***** Given text *****

DARJEELING BLACK TEAS

1. Singbulli SFTGFOP1 Supreme Dj 18

2. Margaret’s Hope FTGFOP Muscatel Dj 275

3. Himalayan Tips SFTGFOP1 Second Flush

4. Okayti Dj 480 Autumnal FTGFOP

The northeastern region of Darjeeling on the border of Nepal and Bhutan is famous for three seasons of tea: the spring’s First Flush, the early summer’s Second Flush, and the late summer and fall’s Autumnal teas. Though they grow more subdued the farther they get from spring, all three seasonal teas have a charming rounded quality, a depth and a gentleness to rival Chinese black teas. The First Flushes in particular have lively floral and fruit aromas to rival oolongs. We will try all of them.

I place Darjeelings first in this unit on British Legacy Teas not only because they were the first teas made by the Raj, but also because they most closely resemble Chinese black teas and are the most natural progression to follow them. Crafted to give a similar rounded quality, Darjeelings also have more tropical fruit flavors like pineapple and guava, and a little more bite than Chinese Black teas from their more hastened oxidation.

*****

__Short task 1__.
Condense the paragraph of the Darjeeling tea text that begins "The northeastern region of Darjeeling" into a short bulleted list that keeps its main facts.
__Short task 2__.
In the listing, rename "x-tick-label" to "horizontal-tick-label" in the lines from the one containing "y-tick-label: 0.008 — [156, 545, 221, 565]" through the one containing "x-tick-label: 7/28/19 — [405, 929, 492, 949]", inclusive, leaving everything else unchanged. Return only those lines.
The listing below is unrelated to the Darjeeling tea text.

***** Available records *****

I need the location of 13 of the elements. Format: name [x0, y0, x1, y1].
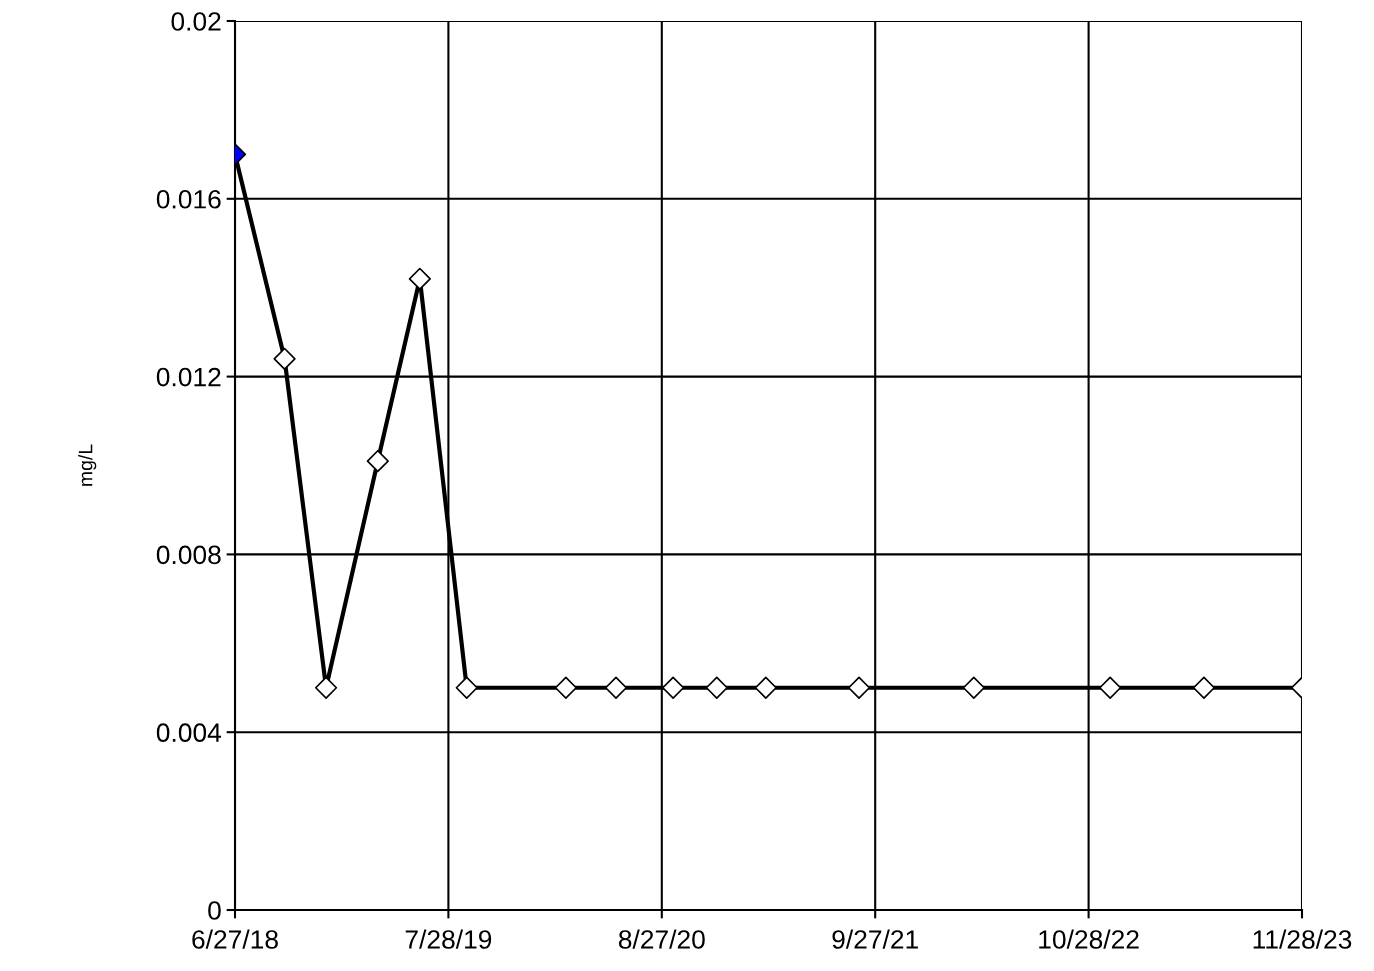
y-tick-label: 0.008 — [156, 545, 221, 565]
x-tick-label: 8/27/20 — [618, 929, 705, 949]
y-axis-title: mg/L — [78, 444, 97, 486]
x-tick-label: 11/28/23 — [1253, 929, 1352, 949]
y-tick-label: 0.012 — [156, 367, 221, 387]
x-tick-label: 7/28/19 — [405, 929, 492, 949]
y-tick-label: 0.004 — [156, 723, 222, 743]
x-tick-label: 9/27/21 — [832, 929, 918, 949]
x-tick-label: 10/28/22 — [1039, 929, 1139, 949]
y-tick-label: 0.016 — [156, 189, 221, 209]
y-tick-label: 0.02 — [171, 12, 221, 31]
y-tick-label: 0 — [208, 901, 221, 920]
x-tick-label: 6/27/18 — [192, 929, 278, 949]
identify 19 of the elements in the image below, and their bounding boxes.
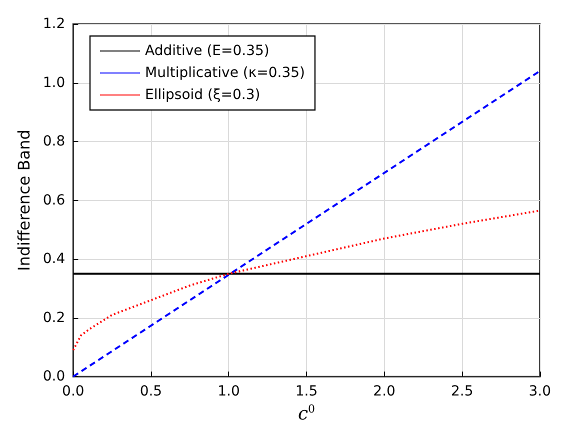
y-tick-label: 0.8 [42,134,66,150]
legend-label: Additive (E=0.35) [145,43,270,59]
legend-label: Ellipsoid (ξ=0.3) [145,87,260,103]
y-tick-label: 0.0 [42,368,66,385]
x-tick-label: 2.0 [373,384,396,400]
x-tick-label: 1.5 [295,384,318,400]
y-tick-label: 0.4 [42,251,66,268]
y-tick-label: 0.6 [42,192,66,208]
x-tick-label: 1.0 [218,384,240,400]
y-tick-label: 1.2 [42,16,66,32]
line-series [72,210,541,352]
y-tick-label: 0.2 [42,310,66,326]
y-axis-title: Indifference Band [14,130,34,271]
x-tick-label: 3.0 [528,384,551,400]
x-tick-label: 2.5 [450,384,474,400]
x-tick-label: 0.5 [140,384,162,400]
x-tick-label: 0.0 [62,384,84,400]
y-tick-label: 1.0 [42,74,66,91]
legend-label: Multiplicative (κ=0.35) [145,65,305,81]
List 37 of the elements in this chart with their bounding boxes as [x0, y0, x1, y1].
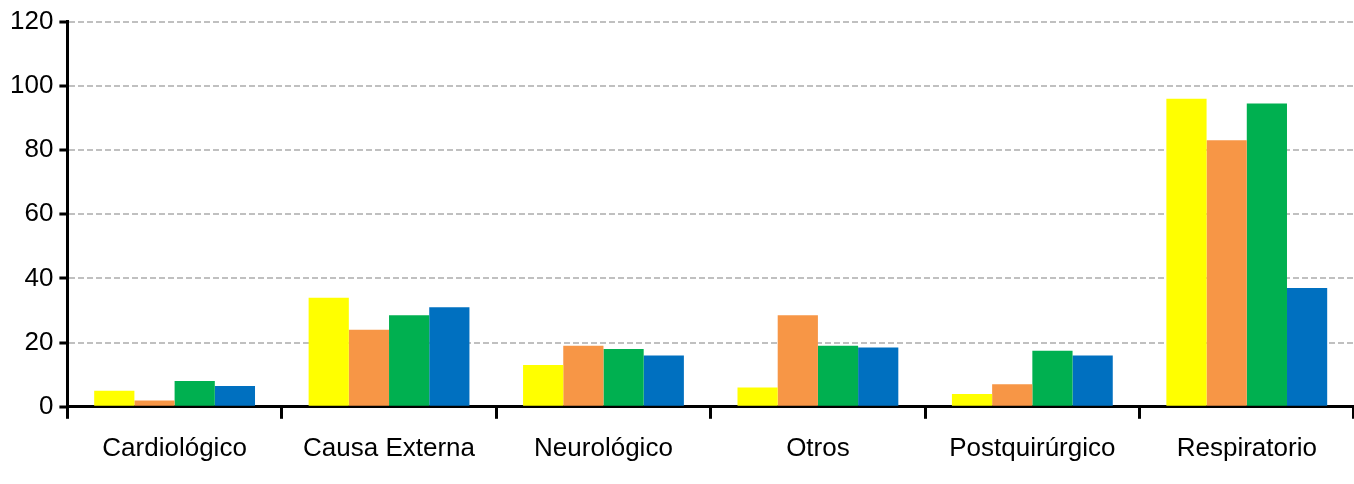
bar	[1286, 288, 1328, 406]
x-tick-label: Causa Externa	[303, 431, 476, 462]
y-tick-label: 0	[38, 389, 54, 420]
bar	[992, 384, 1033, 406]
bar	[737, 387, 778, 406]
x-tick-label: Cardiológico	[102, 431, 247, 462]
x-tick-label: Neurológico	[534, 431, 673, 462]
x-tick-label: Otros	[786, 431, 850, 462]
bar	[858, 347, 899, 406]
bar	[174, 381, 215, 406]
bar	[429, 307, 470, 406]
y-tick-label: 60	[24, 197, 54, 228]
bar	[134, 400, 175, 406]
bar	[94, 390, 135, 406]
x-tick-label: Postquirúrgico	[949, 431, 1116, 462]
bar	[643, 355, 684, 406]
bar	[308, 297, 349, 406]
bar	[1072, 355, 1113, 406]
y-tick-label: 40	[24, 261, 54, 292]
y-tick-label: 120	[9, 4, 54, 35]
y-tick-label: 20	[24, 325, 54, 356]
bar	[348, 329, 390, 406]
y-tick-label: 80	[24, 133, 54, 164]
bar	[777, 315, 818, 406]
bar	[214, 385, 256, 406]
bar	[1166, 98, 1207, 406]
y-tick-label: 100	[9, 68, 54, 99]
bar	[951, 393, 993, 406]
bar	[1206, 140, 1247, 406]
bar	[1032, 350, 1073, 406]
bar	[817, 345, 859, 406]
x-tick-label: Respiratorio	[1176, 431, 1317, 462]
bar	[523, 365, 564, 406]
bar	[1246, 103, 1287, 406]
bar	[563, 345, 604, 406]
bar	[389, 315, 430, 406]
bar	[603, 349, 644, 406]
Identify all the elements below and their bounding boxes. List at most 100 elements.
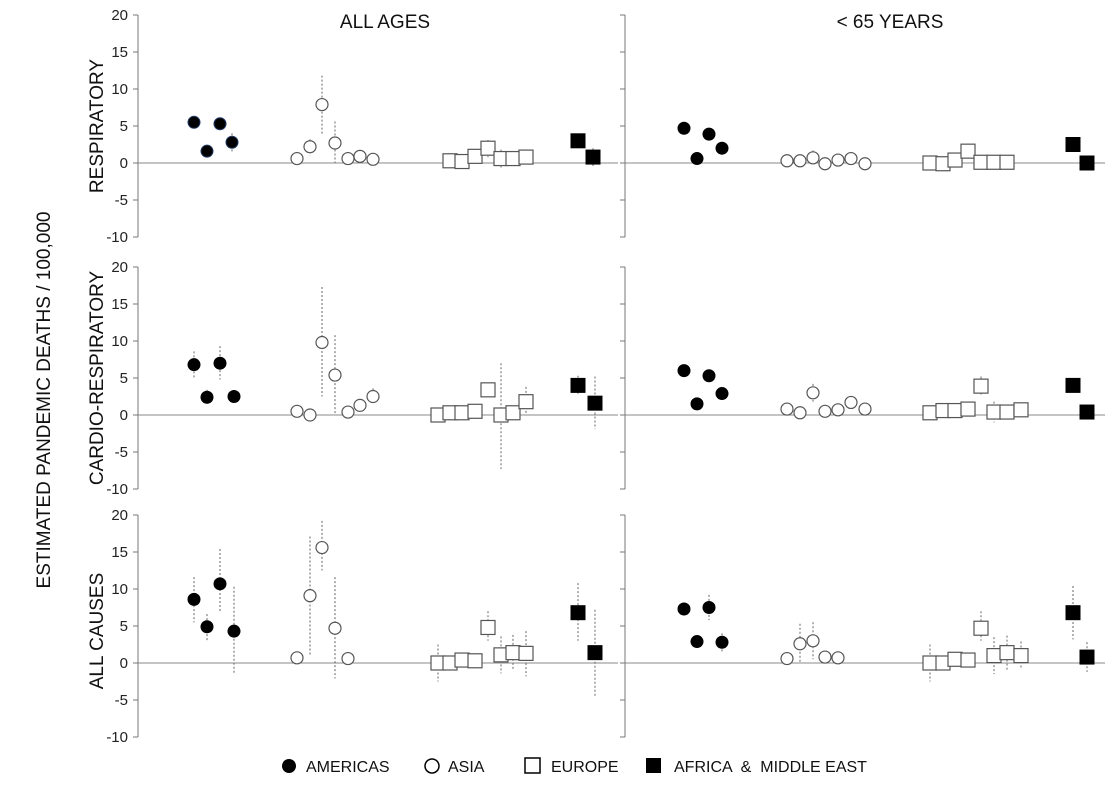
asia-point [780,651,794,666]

*****

__Output 1__.
- Darjeeling, in the northeastern region on the border of Nepal and Bhutan, is famous for three tea seasons: spring's First Flush, early summer's Second Flush, and the Autumnal teas of late summer and fall.
- The teas grow more subdued the farther they get from spring.
- All three have a charming rounded quality, depth and gentleness that rival Chinese black teas.
- The First Flushes especially have lively floral and fruit aromas that rival oolongs.
- All of them will be tried.

__Output 2__.
y-tick-label: 0.008 — [156, 545, 221, 565]
horizontal-tick-label: 8/27/20 — [618, 929, 705, 949]
y-axis-title: mg/L — [78, 444, 97, 486]
horizontal-tick-label: 11/28/23 — [1253, 929, 1352, 949]
y-tick-label: 0.012 — [156, 367, 221, 387]
horizontal-tick-label: 7/28/19 — [405, 929, 492, 949]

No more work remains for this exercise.